▶ [Provided data]:
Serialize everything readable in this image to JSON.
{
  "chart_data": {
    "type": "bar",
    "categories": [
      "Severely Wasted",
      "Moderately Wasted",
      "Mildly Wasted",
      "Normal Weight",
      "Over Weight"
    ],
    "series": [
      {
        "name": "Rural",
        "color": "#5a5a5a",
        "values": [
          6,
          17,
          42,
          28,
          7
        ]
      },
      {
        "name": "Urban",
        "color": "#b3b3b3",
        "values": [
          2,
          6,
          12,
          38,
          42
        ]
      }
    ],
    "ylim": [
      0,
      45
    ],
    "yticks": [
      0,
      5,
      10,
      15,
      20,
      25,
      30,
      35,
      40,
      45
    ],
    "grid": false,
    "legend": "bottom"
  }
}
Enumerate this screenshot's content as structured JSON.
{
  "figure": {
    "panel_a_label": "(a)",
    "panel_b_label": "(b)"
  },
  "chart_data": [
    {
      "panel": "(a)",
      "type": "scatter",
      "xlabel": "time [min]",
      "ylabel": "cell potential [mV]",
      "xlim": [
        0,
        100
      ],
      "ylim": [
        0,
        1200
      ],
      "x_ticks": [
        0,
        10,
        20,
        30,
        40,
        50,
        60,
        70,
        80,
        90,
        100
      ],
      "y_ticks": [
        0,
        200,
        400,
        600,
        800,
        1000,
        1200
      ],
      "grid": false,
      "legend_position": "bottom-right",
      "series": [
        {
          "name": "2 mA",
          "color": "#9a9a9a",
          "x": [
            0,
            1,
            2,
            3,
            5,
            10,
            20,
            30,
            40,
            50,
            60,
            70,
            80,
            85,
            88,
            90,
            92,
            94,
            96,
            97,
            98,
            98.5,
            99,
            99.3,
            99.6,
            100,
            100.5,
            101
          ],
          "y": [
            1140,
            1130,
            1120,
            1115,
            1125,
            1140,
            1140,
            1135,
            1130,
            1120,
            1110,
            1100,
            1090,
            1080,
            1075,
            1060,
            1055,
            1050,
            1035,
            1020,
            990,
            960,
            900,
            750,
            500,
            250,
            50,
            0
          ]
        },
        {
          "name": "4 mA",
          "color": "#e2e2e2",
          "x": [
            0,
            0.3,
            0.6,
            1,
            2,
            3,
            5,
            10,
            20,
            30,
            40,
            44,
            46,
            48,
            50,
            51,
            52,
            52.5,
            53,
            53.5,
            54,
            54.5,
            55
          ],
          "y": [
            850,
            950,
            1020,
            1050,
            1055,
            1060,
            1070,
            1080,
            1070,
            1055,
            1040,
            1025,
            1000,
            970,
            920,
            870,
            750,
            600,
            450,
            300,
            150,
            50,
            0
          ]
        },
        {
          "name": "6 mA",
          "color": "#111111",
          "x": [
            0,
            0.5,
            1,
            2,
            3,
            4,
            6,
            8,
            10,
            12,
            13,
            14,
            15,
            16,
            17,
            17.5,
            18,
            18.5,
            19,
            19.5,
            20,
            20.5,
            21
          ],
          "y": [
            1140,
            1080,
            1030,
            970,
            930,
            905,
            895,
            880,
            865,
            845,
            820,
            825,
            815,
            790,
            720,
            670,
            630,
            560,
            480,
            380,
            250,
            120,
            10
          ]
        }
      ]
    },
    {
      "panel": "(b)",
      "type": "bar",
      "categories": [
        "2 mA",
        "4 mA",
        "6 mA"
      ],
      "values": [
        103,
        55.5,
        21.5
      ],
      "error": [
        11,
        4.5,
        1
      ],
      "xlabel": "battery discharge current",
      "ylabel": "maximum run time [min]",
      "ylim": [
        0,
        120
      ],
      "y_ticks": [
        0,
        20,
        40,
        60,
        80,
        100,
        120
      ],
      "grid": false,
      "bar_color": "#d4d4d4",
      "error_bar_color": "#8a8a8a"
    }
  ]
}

▶ [Goal of the exercise]: Write only the number of lines that include "time".

▶ [Right answer]: 2